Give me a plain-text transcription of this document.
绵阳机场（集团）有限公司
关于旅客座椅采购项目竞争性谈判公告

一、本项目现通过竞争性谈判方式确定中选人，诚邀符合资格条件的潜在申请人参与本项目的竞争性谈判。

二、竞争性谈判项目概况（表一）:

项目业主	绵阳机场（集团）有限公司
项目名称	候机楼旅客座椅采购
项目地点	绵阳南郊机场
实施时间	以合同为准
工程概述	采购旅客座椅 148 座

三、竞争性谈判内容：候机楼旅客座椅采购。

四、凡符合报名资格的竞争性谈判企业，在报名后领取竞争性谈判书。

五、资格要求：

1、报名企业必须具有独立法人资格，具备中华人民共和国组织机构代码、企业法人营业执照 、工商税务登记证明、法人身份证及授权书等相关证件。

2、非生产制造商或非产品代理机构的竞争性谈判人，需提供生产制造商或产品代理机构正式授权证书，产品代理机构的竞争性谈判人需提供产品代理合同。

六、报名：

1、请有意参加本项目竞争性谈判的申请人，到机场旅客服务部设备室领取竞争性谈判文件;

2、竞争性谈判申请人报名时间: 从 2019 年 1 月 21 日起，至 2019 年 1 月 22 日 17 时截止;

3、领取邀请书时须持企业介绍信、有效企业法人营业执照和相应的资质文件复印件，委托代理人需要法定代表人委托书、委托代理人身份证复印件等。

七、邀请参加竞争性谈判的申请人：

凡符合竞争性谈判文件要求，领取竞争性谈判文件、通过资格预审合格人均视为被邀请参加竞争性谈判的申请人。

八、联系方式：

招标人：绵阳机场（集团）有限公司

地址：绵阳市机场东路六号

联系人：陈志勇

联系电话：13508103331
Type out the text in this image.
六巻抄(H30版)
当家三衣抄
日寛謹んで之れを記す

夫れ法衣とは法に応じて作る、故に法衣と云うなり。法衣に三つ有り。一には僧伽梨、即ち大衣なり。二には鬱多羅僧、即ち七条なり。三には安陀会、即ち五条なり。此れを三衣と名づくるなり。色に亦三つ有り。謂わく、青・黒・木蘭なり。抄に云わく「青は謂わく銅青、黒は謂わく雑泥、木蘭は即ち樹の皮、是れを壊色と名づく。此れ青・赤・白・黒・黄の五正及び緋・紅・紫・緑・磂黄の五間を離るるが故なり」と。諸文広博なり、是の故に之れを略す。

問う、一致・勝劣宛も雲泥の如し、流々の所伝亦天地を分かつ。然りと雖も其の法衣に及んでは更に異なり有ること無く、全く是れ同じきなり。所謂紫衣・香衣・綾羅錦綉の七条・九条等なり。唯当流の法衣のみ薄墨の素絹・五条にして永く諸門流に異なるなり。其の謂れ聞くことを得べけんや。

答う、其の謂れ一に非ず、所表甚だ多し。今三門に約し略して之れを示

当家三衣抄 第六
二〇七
++++++
> What is expected
Using the records above, gather all lines where the string "this" is present.

> Exercise solution
Give me a plain-text transcription of this document.
Type out the text in this image.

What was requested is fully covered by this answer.